TASK DESCRIPTION: Can you pull out each line of the data below that includes the word "Category"?

DATA ROWS:

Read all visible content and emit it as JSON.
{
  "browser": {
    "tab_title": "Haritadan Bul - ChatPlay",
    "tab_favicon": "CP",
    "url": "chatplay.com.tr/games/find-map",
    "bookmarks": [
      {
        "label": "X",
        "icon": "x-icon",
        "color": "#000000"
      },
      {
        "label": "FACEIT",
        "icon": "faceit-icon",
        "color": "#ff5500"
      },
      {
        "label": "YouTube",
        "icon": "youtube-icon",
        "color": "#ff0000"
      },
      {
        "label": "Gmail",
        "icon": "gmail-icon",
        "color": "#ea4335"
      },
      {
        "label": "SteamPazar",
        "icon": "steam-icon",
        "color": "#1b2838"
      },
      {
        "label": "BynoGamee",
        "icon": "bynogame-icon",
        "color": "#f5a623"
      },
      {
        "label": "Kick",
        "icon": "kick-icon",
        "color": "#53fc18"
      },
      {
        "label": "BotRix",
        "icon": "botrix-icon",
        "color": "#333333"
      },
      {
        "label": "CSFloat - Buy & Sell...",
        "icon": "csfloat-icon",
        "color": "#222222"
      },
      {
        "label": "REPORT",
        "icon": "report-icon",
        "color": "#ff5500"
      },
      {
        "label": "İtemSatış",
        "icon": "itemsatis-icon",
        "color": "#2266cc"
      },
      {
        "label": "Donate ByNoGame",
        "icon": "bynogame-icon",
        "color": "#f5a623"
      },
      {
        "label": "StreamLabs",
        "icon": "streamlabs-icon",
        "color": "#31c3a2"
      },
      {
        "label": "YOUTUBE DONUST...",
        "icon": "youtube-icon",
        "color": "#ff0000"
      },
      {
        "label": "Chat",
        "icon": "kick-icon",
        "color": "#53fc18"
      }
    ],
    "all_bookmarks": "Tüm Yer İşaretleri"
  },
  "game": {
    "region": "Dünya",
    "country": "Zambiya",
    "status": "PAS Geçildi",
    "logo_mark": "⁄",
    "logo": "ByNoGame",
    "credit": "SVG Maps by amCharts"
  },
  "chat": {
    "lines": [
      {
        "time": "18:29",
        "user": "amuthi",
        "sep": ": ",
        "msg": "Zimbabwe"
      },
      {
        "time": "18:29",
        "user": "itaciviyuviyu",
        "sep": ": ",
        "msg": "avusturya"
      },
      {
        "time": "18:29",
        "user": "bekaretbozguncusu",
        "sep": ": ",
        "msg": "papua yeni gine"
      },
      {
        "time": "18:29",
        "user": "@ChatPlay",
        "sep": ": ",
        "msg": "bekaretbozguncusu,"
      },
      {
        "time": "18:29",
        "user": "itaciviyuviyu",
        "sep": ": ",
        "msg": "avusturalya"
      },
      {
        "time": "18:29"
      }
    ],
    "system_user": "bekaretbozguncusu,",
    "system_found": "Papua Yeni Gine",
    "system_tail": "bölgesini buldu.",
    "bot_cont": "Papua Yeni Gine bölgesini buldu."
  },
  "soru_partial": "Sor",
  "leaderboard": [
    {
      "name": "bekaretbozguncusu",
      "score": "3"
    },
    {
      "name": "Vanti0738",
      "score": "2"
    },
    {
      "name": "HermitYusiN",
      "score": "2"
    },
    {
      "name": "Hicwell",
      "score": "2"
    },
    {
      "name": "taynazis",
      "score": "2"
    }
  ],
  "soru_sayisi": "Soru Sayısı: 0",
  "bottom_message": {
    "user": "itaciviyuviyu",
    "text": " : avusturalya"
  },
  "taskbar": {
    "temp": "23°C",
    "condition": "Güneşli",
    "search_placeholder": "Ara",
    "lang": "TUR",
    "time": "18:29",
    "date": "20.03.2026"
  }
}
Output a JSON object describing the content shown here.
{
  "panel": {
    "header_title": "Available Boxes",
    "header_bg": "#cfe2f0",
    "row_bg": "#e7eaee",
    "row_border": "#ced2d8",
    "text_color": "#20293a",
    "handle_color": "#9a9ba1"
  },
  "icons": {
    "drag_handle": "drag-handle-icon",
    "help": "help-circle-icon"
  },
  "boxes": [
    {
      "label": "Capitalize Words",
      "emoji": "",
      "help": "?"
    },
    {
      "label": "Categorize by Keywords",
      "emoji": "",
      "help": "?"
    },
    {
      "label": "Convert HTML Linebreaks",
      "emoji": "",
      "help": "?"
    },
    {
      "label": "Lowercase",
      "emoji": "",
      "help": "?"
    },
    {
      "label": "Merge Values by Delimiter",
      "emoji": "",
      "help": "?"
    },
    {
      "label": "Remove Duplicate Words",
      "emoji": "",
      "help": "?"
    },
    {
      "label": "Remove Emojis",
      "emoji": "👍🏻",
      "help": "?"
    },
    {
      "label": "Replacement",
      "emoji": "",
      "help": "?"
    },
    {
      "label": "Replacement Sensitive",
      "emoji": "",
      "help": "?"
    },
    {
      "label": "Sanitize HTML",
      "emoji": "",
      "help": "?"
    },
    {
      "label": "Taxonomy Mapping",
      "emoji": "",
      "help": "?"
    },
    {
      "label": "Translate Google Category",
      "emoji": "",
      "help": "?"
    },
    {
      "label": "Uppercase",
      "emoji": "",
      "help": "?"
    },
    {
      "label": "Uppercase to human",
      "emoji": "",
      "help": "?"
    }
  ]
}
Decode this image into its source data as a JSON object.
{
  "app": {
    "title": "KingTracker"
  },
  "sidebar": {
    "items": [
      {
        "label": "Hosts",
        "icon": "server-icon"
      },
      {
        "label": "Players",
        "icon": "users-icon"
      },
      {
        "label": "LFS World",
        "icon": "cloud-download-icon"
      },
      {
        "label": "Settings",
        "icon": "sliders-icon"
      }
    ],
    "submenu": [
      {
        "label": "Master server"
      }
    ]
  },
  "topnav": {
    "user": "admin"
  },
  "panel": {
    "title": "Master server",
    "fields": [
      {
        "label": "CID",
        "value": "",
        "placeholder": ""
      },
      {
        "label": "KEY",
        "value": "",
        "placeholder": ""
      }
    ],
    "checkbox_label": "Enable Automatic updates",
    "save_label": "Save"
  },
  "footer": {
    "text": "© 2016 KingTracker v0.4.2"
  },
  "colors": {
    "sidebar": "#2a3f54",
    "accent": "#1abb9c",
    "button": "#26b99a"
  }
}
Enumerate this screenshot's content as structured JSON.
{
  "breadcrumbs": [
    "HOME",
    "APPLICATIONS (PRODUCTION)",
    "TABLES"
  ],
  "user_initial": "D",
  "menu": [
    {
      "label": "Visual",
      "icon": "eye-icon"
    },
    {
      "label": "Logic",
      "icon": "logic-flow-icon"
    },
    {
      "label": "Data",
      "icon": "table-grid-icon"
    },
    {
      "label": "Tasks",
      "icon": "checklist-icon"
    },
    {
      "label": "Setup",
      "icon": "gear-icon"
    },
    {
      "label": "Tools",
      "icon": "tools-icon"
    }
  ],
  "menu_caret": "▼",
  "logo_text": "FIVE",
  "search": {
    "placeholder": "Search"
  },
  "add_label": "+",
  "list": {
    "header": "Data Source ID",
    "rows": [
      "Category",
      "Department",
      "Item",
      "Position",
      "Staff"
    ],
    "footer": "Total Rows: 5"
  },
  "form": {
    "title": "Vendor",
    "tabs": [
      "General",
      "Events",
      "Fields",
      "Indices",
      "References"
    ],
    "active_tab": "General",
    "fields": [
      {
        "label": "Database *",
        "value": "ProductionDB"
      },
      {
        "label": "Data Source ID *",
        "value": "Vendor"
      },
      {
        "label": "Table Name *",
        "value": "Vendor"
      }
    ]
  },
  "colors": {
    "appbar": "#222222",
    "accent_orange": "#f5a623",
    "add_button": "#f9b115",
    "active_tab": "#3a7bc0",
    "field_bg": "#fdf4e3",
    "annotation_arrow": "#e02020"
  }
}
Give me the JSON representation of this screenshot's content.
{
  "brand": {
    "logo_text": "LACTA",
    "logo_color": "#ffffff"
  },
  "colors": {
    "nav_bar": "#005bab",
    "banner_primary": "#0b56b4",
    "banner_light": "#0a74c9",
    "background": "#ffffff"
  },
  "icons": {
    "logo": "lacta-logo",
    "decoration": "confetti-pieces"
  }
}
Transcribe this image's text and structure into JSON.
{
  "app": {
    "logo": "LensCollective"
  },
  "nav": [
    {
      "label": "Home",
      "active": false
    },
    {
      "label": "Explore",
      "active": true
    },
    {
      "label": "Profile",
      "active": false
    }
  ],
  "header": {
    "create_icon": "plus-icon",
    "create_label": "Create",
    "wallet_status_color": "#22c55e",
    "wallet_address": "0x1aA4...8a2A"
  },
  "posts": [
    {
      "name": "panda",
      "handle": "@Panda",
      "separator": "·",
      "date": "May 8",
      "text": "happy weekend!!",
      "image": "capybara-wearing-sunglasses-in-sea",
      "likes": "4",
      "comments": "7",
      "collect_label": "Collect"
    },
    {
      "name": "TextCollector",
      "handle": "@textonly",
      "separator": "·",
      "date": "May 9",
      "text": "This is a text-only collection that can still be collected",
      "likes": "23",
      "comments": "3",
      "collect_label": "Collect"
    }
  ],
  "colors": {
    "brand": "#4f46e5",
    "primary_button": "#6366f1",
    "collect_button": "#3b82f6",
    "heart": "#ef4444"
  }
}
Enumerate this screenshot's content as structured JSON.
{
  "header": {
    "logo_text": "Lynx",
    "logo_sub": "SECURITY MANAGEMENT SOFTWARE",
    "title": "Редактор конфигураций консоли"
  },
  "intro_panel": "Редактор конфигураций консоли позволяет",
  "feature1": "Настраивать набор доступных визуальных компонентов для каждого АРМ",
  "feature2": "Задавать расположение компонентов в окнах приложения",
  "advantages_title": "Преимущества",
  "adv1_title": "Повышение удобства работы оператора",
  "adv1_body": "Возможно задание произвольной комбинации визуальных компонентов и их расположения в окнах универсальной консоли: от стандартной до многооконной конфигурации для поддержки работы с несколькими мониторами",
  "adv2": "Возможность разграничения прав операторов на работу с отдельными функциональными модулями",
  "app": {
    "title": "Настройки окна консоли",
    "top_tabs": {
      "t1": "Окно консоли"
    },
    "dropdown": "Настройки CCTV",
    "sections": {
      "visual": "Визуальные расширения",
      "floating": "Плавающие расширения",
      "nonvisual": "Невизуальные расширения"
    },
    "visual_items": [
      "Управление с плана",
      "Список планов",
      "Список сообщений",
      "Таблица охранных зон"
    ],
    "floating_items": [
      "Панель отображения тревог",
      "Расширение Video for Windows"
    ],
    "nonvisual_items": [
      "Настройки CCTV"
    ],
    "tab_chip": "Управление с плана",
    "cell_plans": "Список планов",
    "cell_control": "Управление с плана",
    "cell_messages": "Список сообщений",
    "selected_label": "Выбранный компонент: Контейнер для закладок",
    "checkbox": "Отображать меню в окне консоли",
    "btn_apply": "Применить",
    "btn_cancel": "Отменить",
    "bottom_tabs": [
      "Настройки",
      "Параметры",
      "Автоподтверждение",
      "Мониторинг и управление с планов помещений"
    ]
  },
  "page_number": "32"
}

RESULT OF THIS TASK:
      "label": "Translate Google Category",
      "Category",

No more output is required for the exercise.